══ RECORD LIST ══
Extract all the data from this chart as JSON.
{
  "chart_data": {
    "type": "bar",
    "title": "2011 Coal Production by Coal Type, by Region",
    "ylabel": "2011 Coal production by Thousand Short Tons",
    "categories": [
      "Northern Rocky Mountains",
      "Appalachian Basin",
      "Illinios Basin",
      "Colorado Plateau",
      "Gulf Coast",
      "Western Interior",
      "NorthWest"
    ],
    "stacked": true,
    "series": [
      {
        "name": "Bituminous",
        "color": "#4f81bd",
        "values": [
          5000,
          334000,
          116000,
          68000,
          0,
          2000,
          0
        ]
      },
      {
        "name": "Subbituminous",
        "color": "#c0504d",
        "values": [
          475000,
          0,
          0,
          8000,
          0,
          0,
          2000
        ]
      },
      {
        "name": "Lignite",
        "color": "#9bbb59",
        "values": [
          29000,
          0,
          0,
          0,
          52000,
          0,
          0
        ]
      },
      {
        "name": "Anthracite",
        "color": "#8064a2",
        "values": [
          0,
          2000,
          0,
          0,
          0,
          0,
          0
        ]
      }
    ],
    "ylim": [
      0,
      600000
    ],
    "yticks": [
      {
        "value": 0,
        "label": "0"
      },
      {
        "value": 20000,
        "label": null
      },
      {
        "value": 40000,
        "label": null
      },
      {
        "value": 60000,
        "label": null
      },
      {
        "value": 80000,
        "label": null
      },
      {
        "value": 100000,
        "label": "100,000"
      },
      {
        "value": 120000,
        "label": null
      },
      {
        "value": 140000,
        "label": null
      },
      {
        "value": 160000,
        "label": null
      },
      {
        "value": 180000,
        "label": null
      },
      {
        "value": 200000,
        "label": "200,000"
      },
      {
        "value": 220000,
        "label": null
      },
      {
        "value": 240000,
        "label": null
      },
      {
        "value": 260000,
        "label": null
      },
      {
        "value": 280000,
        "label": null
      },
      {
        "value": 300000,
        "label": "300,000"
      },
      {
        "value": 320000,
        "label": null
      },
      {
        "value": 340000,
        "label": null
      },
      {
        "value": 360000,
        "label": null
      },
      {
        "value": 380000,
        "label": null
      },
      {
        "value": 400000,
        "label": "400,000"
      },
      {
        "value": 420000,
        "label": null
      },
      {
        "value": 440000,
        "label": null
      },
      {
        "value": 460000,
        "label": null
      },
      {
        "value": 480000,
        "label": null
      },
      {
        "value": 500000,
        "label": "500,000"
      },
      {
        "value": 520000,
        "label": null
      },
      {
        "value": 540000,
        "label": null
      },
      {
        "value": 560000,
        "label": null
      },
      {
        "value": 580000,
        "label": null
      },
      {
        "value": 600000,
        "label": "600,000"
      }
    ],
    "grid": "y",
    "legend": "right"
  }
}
═══
Repeat every line of the records above exactly.

Extract all the data from this chart as JSON.
{
  "chart_data": {
    "type": "bar",
    "title": "2011 Coal Production by Coal Type, by Region",
    "ylabel": "2011 Coal production by Thousand Short Tons",
    "categories": [
      "Northern Rocky Mountains",
      "Appalachian Basin",
      "Illinios Basin",
      "Colorado Plateau",
      "Gulf Coast",
      "Western Interior",
      "NorthWest"
    ],
    "stacked": true,
    "series": [
      {
        "name": "Bituminous",
        "color": "#4f81bd",
        "values": [
          5000,
          334000,
          116000,
          68000,
          0,
          2000,
          0
        ]
      },
      {
        "name": "Subbituminous",
        "color": "#c0504d",
        "values": [
          475000,
          0,
          0,
          8000,
          0,
          0,
          2000
        ]
      },
      {
        "name": "Lignite",
        "color": "#9bbb59",
        "values": [
          29000,
          0,
          0,
          0,
          52000,
          0,
          0
        ]
      },
      {
        "name": "Anthracite",
        "color": "#8064a2",
        "values": [
          0,
          2000,
          0,
          0,
          0,
          0,
          0
        ]
      }
    ],
    "ylim": [
      0,
      600000
    ],
    "yticks": [
      {
        "value": 0,
        "label": "0"
      },
      {
        "value": 20000,
        "label": null
      },
      {
        "value": 40000,
        "label": null
      },
      {
        "value": 60000,
        "label": null
      },
      {
        "value": 80000,
        "label": null
      },
      {
        "value": 100000,
        "label": "100,000"
      },
      {
        "value": 120000,
        "label": null
      },
      {
        "value": 140000,
        "label": null
      },
      {
        "value": 160000,
        "label": null
      },
      {
        "value": 180000,
        "label": null
      },
      {
        "value": 200000,
        "label": "200,000"
      },
      {
        "value": 220000,
        "label": null
      },
      {
        "value": 240000,
        "label": null
      },
      {
        "value": 260000,
        "label": null
      },
      {
        "value": 280000,
        "label": null
      },
      {
        "value": 300000,
        "label": "300,000"
      },
      {
        "value": 320000,
        "label": null
      },
      {
        "value": 340000,
        "label": null
      },
      {
        "value": 360000,
        "label": null
      },
      {
        "value": 380000,
        "label": null
      },
      {
        "value": 400000,
        "label": "400,000"
      },
      {
        "value": 420000,
        "label": null
      },
      {
        "value": 440000,
        "label": null
      },
      {
        "value": 460000,
        "label": null
      },
      {
        "value": 480000,
        "label": null
      },
      {
        "value": 500000,
        "label": "500,000"
      },
      {
        "value": 520000,
        "label": null
      },
      {
        "value": 540000,
        "label": null
      },
      {
        "value": 560000,
        "label": null
      },
      {
        "value": 580000,
        "label": null
      },
      {
        "value": 600000,
        "label": "600,000"
      }
    ],
    "grid": "y",
    "legend": "right"
  }
}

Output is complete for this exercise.